--- start of The data ---

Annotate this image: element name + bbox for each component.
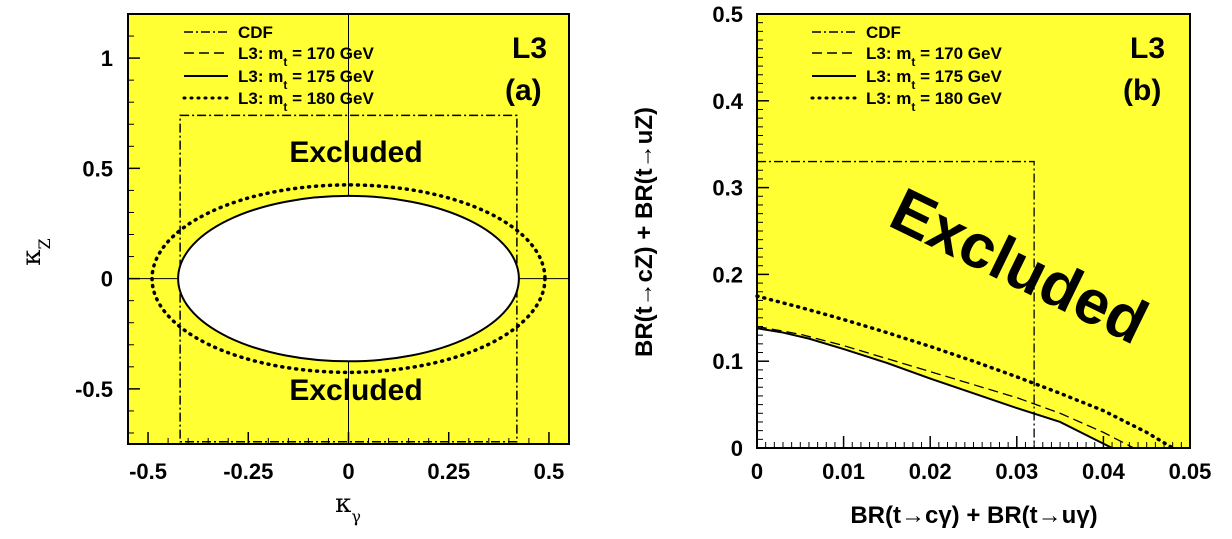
panel-b-y-axis-label: BR(t→cZ) + BR(t→uZ) — [631, 107, 658, 357]
x-tick-label: 0.5 — [534, 459, 565, 484]
x-tick-label: 0.05 — [1169, 459, 1212, 484]
x-tick-label: 0.03 — [995, 459, 1038, 484]
panel-a-experiment-label: L3 — [512, 32, 547, 65]
panel-b-panel-label: (b) — [1123, 74, 1161, 107]
x-tick-label: 0 — [342, 459, 354, 484]
x-tick-label: 0.01 — [822, 459, 865, 484]
x-tick-label: -0.25 — [223, 459, 273, 484]
legend-label-cdf: CDF — [238, 23, 273, 42]
series-l3-mt-175-gev — [756, 327, 1113, 449]
series-l3-mt-180-gev — [755, 294, 1175, 450]
panel-b: 0 0.01 0.02 0.03 0.04 0.05 0 0.1 0.2 0.3 0.4 0.5 CD… — [631, 2, 1211, 529]
series-l3-mt-170-gev — [756, 325, 1135, 449]
x-tick-label: -0.5 — [129, 459, 167, 484]
panel-a-excluded-top: Excluded — [289, 136, 422, 169]
series-l3-mt-180-gev — [150, 183, 547, 375]
x-tick-label: 0.25 — [427, 459, 470, 484]
panel-a-excluded-bottom: Excluded — [289, 374, 422, 407]
series-cdf — [757, 160, 1035, 448]
panel-b-x-axis-label: BR(t→cγ) + BR(t→uγ) — [850, 502, 1097, 529]
panel-a-x-axis-label: κγ — [335, 489, 361, 526]
y-tick-label: -0.5 — [75, 377, 113, 402]
y-tick-label: 0.4 — [712, 89, 743, 114]
x-tick-label: 0 — [751, 459, 763, 484]
panel-a-y-axis-label: κZ — [17, 238, 54, 265]
y-tick-label: 0 — [101, 267, 113, 292]
allowed-region — [757, 328, 1113, 448]
y-tick-label: 0.5 — [712, 2, 743, 27]
y-tick-label: 0.5 — [82, 156, 113, 181]
panel-a-panel-label: (a) — [505, 74, 542, 107]
series-l3-mt-175-gev — [177, 194, 520, 363]
x-tick-label: 0.02 — [909, 459, 952, 484]
y-tick-label: 1 — [101, 46, 113, 71]
y-tick-label: 0.2 — [712, 262, 743, 287]
panel-a: -0.5 -0.25 0 0.25 0.5-0.500.51 CDF L3: mt = … — [17, 13, 570, 526]
y-tick-label: 0.1 — [712, 349, 743, 374]
y-tick-label: 0 — [731, 436, 743, 461]
legend-label-cdf: CDF — [866, 23, 901, 42]
y-tick-label: 0.3 — [712, 176, 743, 201]
x-tick-label: 0.04 — [1082, 459, 1126, 484]
panel-b-experiment-label: L3 — [1130, 32, 1165, 65]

--- end of The data ---

_What is being asked_.
Rewrite these lines, replacing "x-tick-label" with "x-axis-tick" everywhere and changing nothing else. Leave out the picture.

_Worked solution_.
Annotate this image: element name + bbox for each component.
panel-b-y-axis-label: BR(t→cZ) + BR(t→uZ) — [631, 107, 658, 357]
x-axis-tick: 0.5 — [534, 459, 565, 484]
x-axis-tick: 0.05 — [1169, 459, 1212, 484]
x-axis-tick: 0.03 — [995, 459, 1038, 484]
panel-a-experiment-label: L3 — [512, 32, 547, 65]
panel-b-panel-label: (b) — [1123, 74, 1161, 107]
x-axis-tick: 0 — [342, 459, 354, 484]
x-axis-tick: 0.01 — [822, 459, 865, 484]
x-axis-tick: -0.25 — [223, 459, 273, 484]
legend-label-cdf: CDF — [238, 23, 273, 42]
series-l3-mt-175-gev — [756, 327, 1113, 449]
series-l3-mt-180-gev — [755, 294, 1175, 450]
panel-b: 0 0.01 0.02 0.03 0.04 0.05 0 0.1 0.2 0.3 0.4 0.5 CD… — [631, 2, 1211, 529]
series-l3-mt-170-gev — [756, 325, 1135, 449]
x-axis-tick: -0.5 — [129, 459, 167, 484]
panel-a-excluded-top: Excluded — [289, 136, 422, 169]
series-l3-mt-180-gev — [150, 183, 547, 375]
x-axis-tick: 0.25 — [427, 459, 470, 484]
panel-a-excluded-bottom: Excluded — [289, 374, 422, 407]
series-cdf — [757, 160, 1035, 448]
panel-b-x-axis-label: BR(t→cγ) + BR(t→uγ) — [850, 502, 1097, 529]
panel-a-x-axis-label: κγ — [335, 489, 361, 526]
y-tick-label: -0.5 — [75, 377, 113, 402]
y-tick-label: 0.4 — [712, 89, 743, 114]
x-axis-tick: 0 — [751, 459, 763, 484]
panel-a-y-axis-label: κZ — [17, 238, 54, 265]
y-tick-label: 0 — [101, 267, 113, 292]
allowed-region — [757, 328, 1113, 448]
y-tick-label: 0.5 — [712, 2, 743, 27]
y-tick-label: 0.5 — [82, 156, 113, 181]
panel-a-panel-label: (a) — [505, 74, 542, 107]
series-l3-mt-175-gev — [177, 194, 520, 363]
x-axis-tick: 0.02 — [909, 459, 952, 484]
y-tick-label: 1 — [101, 46, 113, 71]
y-tick-label: 0.2 — [712, 262, 743, 287]
panel-a: -0.5 -0.25 0 0.25 0.5-0.500.51 CDF L3: mt = … — [17, 13, 570, 526]
y-tick-label: 0.1 — [712, 349, 743, 374]
y-tick-label: 0 — [731, 436, 743, 461]
legend-label-cdf: CDF — [866, 23, 901, 42]
y-tick-label: 0.3 — [712, 176, 743, 201]
x-axis-tick: 0.04 — [1082, 459, 1126, 484]
panel-b-experiment-label: L3 — [1130, 32, 1165, 65]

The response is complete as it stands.